--- begin DATASET ---

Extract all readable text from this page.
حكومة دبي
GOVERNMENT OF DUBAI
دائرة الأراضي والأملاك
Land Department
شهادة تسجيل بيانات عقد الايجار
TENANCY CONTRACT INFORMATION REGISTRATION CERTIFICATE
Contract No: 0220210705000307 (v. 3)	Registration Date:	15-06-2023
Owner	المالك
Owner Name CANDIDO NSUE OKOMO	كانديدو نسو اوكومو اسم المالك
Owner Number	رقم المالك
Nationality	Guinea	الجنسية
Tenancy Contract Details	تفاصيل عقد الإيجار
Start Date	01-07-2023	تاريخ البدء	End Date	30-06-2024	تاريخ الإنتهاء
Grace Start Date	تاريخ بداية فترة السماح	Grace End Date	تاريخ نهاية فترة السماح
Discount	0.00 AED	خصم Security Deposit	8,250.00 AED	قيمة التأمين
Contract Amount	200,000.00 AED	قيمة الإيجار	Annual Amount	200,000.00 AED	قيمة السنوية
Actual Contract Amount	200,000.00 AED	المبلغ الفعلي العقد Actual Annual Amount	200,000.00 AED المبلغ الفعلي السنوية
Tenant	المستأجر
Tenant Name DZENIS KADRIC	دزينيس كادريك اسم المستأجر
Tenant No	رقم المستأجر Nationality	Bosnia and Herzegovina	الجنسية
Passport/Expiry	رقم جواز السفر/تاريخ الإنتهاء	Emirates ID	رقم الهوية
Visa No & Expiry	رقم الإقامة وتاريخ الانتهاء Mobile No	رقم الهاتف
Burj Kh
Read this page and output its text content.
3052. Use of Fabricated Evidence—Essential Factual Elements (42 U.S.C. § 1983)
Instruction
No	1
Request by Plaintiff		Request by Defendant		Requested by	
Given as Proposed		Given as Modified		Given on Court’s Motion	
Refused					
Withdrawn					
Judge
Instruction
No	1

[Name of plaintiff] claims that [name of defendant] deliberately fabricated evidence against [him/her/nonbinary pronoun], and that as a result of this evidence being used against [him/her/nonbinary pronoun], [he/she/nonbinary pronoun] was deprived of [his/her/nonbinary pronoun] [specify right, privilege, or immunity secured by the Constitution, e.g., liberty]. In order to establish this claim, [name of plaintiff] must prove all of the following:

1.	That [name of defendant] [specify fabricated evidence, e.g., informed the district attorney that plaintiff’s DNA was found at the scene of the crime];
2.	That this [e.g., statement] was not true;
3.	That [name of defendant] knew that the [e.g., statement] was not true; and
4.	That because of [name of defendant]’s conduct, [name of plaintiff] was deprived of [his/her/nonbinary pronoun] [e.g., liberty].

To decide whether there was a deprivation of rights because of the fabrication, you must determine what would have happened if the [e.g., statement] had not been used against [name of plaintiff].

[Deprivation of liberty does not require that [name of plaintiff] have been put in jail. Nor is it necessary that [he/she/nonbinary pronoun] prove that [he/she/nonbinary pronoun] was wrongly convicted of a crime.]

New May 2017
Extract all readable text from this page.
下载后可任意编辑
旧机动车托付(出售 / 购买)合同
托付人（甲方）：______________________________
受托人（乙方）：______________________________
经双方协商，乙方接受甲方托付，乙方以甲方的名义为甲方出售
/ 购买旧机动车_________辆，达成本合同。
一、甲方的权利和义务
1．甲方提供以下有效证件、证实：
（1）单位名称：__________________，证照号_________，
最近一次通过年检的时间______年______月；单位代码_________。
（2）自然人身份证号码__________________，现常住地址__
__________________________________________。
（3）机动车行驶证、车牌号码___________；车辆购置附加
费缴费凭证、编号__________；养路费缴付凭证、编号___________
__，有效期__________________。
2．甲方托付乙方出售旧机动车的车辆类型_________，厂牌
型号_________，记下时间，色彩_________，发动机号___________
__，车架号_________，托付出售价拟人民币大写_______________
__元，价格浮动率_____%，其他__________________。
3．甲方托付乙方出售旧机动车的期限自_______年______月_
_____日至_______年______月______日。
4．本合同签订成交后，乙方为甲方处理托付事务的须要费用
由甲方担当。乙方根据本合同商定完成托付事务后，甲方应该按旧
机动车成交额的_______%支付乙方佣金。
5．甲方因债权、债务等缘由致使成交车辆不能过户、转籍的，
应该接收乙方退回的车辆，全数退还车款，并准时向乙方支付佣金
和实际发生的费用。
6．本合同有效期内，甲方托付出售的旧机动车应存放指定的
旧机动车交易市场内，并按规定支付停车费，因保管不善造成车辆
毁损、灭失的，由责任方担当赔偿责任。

--- end DATASET ---

**WHAT YOU NEED TO DO**
State how many lines of the listing above hold the word "liberty", with nothing but the number.

**THE COMPLETED TASK**
3